— Start —

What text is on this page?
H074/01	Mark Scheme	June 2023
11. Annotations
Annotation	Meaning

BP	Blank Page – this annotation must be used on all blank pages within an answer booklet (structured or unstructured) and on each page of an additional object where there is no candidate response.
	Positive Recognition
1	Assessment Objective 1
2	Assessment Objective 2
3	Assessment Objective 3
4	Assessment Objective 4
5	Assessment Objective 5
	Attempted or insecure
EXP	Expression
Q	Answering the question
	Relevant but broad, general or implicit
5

— End —

* _EXERCISE DETAILS_: Copy each line above containing the string "page".

* _ANSWER TO THE PROBLEM_:
What text is on this page?
BP	Blank Page – this annotation must be used on all blank pages within an answer booklet (structured or unstructured) and on each page of an additional object where there is no candidate response.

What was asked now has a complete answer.